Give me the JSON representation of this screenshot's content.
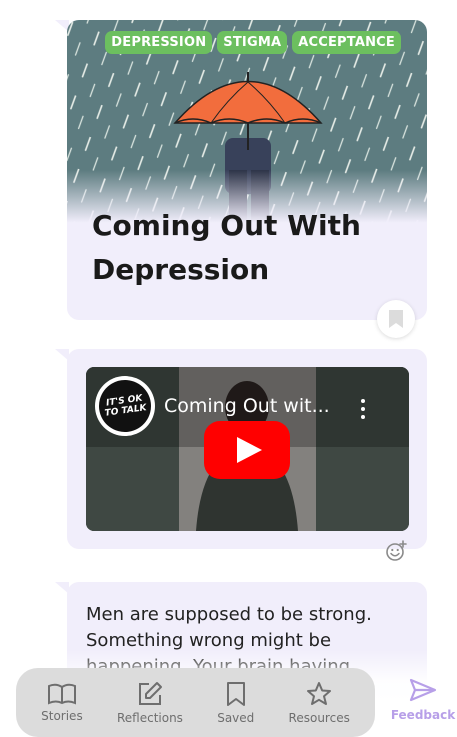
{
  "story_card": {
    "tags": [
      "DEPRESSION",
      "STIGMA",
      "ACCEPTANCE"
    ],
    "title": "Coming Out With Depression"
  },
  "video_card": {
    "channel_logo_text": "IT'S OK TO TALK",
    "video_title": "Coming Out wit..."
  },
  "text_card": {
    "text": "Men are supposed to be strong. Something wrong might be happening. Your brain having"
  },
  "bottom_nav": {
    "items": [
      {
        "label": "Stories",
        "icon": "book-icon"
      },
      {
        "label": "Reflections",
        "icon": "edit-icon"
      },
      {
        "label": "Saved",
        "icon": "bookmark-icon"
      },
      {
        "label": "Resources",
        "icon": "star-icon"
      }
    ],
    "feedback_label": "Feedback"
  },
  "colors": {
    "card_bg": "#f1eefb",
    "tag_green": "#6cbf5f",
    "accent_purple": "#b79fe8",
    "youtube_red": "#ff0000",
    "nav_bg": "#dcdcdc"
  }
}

---

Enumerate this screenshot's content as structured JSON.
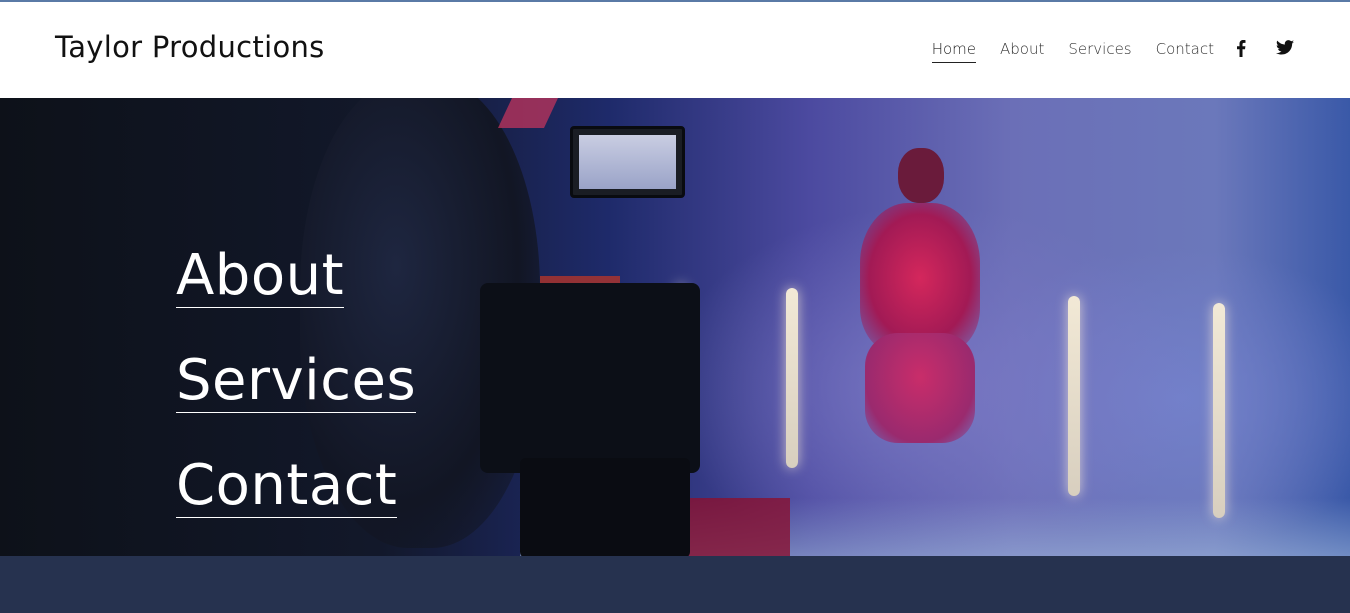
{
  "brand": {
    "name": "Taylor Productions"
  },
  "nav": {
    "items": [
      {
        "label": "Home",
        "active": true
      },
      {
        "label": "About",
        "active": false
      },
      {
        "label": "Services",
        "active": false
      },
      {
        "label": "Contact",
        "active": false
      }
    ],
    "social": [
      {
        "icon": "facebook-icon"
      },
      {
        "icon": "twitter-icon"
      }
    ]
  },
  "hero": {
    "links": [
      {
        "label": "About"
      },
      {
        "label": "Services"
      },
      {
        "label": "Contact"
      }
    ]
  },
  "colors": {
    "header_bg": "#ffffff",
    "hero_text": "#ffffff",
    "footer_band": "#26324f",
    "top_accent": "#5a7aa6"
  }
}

--

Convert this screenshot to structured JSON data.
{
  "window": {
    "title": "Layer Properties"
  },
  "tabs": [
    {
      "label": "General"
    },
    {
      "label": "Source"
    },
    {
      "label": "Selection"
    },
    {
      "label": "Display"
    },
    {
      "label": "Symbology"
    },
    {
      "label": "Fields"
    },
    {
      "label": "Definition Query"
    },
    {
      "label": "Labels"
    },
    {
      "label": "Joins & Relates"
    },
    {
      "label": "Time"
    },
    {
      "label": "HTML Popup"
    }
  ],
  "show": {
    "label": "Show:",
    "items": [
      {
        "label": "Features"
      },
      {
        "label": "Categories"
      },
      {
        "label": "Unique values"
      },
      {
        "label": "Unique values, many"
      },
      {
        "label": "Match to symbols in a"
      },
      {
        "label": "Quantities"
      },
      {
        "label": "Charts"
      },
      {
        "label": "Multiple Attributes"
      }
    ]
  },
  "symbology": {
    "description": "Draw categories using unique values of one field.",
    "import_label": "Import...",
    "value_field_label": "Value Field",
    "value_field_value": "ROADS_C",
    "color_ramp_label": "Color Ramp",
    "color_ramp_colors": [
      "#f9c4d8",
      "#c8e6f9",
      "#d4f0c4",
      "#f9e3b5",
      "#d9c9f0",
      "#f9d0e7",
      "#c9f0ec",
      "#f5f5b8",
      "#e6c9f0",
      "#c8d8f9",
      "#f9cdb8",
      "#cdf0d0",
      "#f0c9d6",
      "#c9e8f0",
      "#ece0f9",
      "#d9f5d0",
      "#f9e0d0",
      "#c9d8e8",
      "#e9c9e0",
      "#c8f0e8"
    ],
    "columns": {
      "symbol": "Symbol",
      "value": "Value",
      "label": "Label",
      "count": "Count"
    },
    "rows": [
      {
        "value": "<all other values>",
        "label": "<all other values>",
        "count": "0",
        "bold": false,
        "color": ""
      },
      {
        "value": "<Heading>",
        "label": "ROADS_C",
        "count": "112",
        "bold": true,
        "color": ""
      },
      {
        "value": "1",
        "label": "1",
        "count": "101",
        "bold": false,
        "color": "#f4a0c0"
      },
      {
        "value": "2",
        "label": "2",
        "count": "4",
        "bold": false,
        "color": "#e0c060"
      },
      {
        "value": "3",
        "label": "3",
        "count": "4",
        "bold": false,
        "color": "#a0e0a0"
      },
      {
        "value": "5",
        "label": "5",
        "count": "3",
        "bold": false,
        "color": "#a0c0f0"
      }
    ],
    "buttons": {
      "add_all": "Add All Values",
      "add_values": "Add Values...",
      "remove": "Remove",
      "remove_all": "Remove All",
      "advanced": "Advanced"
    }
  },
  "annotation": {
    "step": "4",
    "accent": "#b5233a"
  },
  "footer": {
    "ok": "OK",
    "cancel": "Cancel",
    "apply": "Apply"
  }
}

SHORT TASK
In the records above, find the lines containing "Coming" and copy them.

SOLUTION TO THIS TASK
    "title": "Coming Out With Depression"
    "video_title": "Coming Out wit..."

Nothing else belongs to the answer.